▶ **INPUT ROWS**:
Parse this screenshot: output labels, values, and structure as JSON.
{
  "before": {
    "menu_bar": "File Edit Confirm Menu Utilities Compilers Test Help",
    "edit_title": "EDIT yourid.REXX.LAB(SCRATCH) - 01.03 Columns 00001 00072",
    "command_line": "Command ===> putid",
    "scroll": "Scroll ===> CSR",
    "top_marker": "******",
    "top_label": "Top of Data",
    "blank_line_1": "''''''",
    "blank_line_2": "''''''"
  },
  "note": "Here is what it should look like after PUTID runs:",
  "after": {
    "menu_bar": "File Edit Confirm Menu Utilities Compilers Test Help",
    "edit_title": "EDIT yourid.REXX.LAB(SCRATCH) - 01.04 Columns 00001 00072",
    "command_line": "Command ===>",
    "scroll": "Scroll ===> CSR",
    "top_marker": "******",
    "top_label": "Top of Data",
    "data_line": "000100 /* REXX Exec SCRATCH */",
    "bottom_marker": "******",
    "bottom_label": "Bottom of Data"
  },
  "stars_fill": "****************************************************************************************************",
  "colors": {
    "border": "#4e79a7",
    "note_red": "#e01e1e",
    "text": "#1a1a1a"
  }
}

--

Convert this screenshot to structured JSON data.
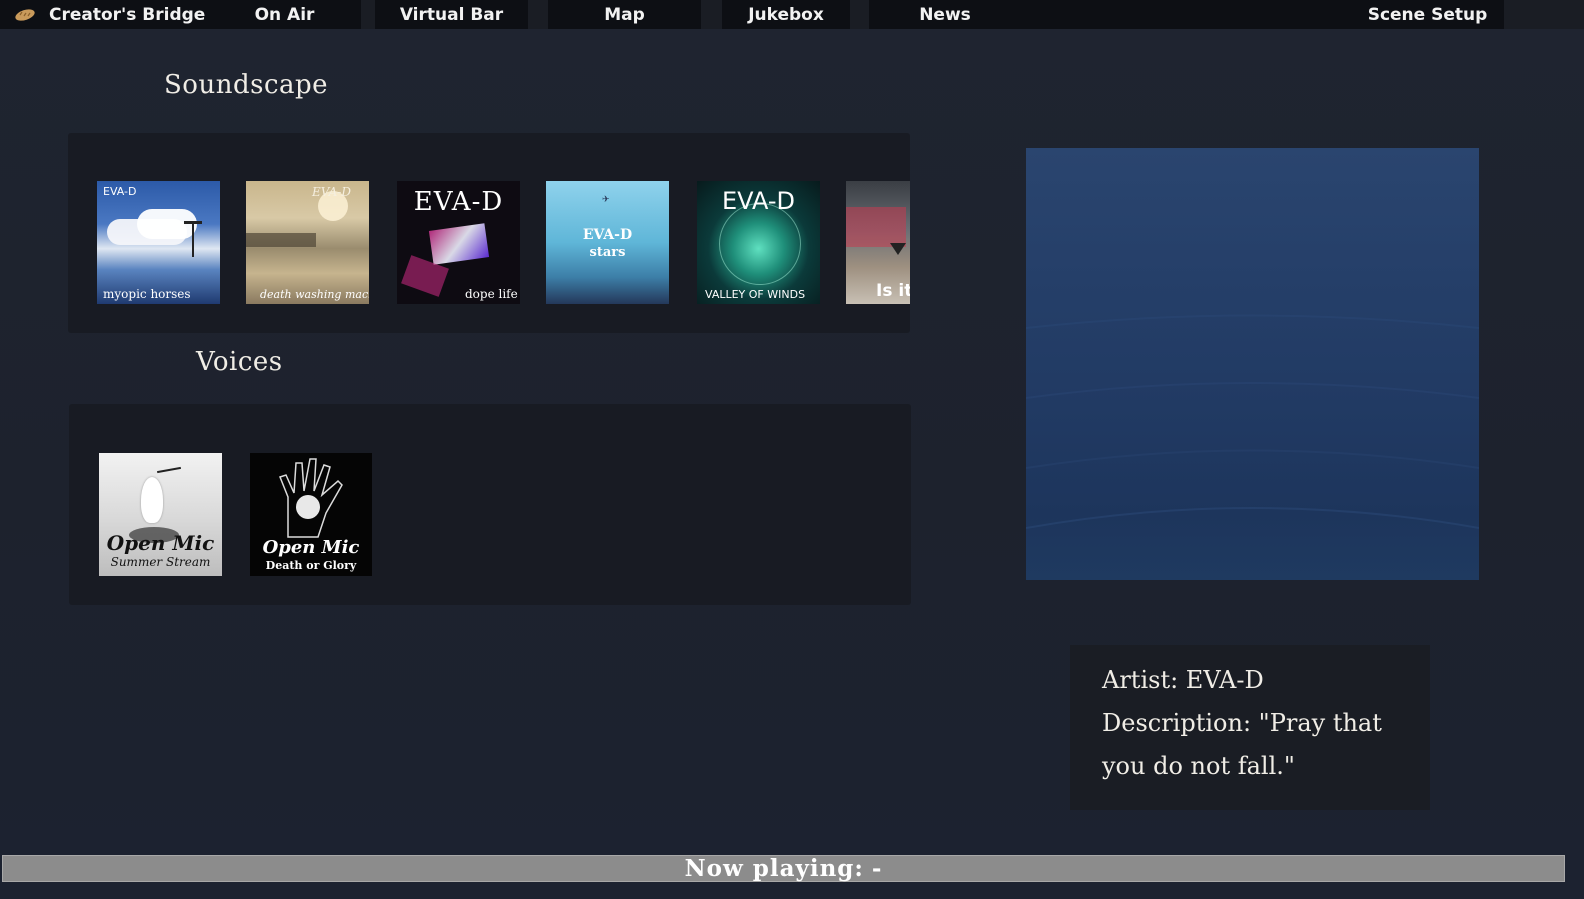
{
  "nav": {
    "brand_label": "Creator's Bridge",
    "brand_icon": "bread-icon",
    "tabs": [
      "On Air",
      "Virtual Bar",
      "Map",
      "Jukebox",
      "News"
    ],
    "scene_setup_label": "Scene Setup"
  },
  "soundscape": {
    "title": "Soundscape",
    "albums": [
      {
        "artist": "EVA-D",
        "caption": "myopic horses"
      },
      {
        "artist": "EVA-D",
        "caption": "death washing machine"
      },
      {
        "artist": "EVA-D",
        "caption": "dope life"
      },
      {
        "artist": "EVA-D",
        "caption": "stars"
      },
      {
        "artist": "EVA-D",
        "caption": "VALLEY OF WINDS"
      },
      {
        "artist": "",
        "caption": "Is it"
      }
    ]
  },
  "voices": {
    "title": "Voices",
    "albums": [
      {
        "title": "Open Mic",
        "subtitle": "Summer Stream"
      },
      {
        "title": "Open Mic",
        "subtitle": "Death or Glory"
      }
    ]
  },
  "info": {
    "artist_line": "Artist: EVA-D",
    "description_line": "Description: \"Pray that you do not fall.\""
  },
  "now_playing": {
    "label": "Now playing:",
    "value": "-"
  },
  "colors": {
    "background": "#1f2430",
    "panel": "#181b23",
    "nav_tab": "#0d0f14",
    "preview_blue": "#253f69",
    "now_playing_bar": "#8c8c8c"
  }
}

▶ **WHAT TO DO**:
Pick out all lines from the data above in which the word "SCRATCH" appears.

▶ **SOLUTION TO THIS EXERCISE**:
    "edit_title": "EDIT yourid.REXX.LAB(SCRATCH) - 01.03 Columns 00001 00072",
    "edit_title": "EDIT yourid.REXX.LAB(SCRATCH) - 01.04 Columns 00001 00072",
    "data_line": "000100 /* REXX Exec SCRATCH */",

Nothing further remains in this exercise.